Set problem >>
Go through the material below and copy each line where the word "dati" appears.
··········
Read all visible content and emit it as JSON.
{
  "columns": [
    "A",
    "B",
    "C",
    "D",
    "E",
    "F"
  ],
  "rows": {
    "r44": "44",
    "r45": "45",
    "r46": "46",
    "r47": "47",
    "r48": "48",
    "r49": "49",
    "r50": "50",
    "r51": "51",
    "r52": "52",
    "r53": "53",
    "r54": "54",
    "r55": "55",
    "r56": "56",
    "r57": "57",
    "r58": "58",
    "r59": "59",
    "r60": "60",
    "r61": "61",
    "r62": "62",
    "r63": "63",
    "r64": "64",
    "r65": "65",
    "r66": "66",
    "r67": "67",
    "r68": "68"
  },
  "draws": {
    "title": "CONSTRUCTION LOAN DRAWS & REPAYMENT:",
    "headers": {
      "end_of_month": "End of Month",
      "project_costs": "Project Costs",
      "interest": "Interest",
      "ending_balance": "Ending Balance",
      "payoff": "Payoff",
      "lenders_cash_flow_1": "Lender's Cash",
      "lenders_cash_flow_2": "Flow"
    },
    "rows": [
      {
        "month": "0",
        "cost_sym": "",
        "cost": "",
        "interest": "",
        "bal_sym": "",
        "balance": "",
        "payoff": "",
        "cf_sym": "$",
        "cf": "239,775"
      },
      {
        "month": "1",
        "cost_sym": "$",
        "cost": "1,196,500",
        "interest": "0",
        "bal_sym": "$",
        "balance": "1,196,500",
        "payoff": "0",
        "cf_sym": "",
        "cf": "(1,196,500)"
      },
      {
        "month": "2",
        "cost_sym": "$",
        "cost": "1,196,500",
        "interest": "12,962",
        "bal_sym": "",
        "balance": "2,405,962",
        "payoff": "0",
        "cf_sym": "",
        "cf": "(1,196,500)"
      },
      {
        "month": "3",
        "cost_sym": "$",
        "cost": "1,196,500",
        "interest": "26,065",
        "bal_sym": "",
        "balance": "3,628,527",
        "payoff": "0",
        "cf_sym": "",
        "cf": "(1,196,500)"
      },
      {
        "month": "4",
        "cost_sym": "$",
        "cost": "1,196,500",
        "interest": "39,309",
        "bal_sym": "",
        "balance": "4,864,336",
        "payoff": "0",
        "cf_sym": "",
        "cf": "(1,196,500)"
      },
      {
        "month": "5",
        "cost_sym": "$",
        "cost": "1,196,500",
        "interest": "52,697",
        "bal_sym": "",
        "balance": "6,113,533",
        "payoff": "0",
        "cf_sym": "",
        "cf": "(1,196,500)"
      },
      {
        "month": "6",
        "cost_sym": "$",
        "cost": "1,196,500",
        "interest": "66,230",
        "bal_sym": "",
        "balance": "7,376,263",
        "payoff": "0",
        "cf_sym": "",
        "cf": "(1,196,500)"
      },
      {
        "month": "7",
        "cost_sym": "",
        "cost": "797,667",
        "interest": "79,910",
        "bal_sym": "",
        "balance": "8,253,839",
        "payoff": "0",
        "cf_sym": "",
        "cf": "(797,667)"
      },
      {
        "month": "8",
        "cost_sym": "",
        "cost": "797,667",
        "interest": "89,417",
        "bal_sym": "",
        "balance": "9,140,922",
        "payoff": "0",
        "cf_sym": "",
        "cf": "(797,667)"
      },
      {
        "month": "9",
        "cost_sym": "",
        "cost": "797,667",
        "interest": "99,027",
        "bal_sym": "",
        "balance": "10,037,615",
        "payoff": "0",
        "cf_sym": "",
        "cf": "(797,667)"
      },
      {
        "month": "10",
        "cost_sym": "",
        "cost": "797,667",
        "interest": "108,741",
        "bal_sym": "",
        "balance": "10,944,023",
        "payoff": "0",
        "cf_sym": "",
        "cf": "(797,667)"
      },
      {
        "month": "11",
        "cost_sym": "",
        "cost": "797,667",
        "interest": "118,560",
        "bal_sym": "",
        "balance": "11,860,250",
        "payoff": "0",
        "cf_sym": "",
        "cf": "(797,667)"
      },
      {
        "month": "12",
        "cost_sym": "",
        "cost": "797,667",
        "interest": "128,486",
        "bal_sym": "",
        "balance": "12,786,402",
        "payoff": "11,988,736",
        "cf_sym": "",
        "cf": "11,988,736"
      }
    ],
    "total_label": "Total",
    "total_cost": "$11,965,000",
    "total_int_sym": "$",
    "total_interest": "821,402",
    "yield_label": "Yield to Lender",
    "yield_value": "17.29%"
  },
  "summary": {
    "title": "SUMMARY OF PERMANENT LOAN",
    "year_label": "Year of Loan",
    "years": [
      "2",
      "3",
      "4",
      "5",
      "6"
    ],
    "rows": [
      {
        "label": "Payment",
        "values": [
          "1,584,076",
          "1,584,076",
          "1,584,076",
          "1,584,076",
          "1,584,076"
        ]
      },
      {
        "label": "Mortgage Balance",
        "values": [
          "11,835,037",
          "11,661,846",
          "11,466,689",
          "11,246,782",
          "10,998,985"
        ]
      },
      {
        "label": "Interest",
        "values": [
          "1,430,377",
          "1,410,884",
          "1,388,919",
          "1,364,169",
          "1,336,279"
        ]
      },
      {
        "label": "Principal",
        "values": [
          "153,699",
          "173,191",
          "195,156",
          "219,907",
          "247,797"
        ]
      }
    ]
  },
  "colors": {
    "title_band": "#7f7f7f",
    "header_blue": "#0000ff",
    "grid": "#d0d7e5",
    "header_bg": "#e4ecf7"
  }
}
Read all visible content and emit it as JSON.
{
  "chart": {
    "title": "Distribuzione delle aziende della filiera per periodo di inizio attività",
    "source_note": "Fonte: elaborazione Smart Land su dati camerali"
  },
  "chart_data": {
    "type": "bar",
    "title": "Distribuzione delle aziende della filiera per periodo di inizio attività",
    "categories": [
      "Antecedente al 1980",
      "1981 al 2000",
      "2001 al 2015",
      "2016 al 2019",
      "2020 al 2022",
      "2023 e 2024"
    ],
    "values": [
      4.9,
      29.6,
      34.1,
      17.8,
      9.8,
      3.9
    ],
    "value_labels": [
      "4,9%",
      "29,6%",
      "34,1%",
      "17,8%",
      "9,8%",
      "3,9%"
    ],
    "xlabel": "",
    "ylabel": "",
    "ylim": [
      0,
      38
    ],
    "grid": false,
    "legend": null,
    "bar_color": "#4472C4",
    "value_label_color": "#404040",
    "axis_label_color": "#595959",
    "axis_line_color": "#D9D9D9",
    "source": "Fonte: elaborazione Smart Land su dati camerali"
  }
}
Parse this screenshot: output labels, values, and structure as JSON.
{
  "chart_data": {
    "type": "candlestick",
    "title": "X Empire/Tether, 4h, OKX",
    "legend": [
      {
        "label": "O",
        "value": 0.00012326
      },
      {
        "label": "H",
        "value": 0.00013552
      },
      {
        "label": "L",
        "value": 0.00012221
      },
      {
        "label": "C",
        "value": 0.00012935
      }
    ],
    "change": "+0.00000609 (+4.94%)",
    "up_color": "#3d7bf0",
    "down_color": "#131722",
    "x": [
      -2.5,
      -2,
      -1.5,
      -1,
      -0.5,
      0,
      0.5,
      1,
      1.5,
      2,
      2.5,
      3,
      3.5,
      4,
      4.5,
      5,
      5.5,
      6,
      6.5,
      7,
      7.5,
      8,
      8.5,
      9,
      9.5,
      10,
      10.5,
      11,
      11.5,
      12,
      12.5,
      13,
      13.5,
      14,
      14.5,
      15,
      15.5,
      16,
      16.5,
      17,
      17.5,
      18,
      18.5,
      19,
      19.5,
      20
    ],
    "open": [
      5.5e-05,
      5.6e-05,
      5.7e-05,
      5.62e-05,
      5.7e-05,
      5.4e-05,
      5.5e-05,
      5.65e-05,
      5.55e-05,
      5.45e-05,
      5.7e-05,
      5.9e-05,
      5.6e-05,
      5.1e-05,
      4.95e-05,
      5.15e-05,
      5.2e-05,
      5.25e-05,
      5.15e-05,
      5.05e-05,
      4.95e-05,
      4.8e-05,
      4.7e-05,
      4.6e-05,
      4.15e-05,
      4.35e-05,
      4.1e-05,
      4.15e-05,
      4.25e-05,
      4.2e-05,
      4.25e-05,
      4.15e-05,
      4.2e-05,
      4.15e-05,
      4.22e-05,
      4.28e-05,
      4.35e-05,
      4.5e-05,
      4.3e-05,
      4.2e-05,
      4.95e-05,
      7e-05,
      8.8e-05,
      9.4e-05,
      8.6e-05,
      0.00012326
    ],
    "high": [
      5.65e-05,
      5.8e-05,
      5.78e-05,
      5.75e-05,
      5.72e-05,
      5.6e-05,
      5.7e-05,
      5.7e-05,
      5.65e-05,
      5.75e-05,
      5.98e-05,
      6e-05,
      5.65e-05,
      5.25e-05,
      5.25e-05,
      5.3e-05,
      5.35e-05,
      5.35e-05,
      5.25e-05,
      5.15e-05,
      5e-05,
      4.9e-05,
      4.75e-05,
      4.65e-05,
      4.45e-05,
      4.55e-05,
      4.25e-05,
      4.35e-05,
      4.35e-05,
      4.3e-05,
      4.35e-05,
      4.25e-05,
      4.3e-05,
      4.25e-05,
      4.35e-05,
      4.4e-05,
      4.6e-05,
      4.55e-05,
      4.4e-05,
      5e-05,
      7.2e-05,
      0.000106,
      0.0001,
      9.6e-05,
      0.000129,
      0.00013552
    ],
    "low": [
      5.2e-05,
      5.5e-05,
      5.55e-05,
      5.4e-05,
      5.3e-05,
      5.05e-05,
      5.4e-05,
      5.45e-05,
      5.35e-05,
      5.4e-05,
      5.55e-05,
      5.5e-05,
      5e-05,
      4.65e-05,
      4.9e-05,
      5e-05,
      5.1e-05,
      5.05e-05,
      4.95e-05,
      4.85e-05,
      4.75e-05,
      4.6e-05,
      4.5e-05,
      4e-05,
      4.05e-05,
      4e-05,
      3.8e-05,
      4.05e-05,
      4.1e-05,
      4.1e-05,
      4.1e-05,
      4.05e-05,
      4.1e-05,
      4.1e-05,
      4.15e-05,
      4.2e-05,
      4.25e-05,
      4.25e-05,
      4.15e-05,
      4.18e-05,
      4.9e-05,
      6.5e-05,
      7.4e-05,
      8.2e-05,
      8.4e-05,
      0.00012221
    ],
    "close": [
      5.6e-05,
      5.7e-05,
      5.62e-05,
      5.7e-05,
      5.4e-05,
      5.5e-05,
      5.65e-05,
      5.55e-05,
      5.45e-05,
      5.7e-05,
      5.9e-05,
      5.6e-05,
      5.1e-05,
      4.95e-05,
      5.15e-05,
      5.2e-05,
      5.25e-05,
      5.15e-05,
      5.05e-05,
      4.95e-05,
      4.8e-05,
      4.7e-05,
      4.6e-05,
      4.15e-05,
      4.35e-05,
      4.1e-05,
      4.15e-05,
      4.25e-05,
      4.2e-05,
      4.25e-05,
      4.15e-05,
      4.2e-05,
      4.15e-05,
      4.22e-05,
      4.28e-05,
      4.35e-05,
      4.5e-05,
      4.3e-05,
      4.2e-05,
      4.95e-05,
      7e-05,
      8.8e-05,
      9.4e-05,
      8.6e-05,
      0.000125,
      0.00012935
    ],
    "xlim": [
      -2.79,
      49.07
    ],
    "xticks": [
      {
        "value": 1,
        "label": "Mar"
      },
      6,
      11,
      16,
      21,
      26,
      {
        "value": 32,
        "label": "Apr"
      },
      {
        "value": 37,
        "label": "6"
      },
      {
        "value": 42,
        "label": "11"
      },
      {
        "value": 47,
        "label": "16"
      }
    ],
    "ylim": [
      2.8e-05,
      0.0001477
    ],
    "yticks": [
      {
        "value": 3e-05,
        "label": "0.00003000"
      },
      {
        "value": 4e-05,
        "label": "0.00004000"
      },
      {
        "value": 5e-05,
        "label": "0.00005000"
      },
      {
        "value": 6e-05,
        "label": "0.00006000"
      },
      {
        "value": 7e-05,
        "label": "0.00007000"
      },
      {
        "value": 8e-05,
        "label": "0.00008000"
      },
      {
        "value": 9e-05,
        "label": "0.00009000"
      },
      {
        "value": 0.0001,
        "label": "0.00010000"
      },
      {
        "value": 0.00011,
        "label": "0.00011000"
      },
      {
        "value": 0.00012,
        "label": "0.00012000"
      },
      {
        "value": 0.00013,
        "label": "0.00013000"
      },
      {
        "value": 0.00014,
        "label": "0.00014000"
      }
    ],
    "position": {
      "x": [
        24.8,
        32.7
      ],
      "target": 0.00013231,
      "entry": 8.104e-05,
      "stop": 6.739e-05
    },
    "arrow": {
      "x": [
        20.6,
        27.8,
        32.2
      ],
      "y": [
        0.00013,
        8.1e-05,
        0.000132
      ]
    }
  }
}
··········
Solution to the exercise >>
    "source_note": "Fonte: elaborazione Smart Land su dati camerali"
    "source": "Fonte: elaborazione Smart Land su dati camerali"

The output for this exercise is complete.